WHAT NEEDS TO BE DONE: Retype the whole listing verbatim and keep the pictures out of it.
====== INPUT RECORDS
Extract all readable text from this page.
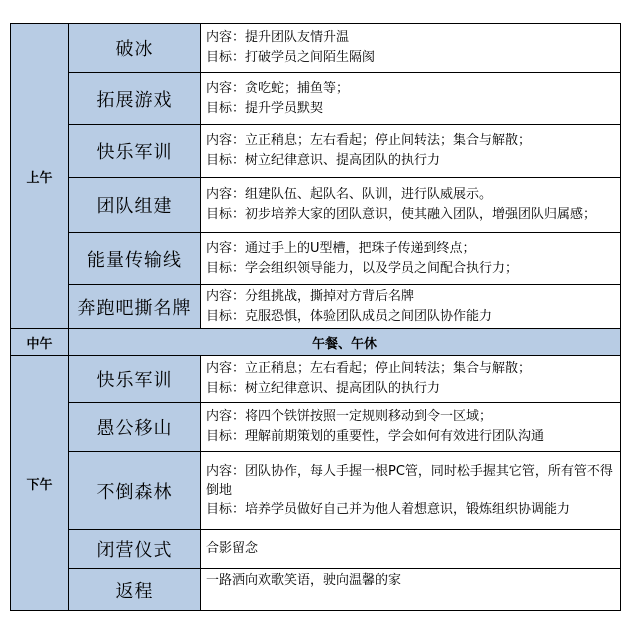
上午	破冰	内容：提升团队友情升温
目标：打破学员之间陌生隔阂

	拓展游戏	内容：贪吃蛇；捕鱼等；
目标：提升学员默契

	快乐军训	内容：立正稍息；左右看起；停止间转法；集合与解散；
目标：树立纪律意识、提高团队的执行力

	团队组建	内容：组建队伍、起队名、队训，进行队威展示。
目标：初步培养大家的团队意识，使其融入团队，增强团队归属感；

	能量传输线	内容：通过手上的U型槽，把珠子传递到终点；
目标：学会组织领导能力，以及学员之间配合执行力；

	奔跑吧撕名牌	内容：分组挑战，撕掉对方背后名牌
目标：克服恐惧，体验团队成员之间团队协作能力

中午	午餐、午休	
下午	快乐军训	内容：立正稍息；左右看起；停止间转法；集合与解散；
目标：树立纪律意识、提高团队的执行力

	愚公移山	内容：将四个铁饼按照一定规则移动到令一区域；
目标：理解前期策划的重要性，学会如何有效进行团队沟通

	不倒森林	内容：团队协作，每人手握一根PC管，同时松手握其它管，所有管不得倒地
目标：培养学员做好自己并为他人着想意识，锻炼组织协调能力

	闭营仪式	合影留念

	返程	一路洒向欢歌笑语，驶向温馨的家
============
PROBLEM SOLUTION:
Extract all readable text from this page.
上午	破冰	内容：提升团队友情升温
目标：打破学员之间陌生隔阂

	拓展游戏	内容：贪吃蛇；捕鱼等；
目标：提升学员默契

	快乐军训	内容：立正稍息；左右看起；停止间转法；集合与解散；
目标：树立纪律意识、提高团队的执行力

	团队组建	内容：组建队伍、起队名、队训，进行队威展示。
目标：初步培养大家的团队意识，使其融入团队，增强团队归属感；

	能量传输线	内容：通过手上的U型槽，把珠子传递到终点；
目标：学会组织领导能力，以及学员之间配合执行力；

	奔跑吧撕名牌	内容：分组挑战，撕掉对方背后名牌
目标：克服恐惧，体验团队成员之间团队协作能力

中午	午餐、午休	
下午	快乐军训	内容：立正稍息；左右看起；停止间转法；集合与解散；
目标：树立纪律意识、提高团队的执行力

	愚公移山	内容：将四个铁饼按照一定规则移动到令一区域；
目标：理解前期策划的重要性，学会如何有效进行团队沟通

	不倒森林	内容：团队协作，每人手握一根PC管，同时松手握其它管，所有管不得倒地
目标：培养学员做好自己并为他人着想意识，锻炼组织协调能力

	闭营仪式	合影留念

	返程	一路洒向欢歌笑语，驶向温馨的家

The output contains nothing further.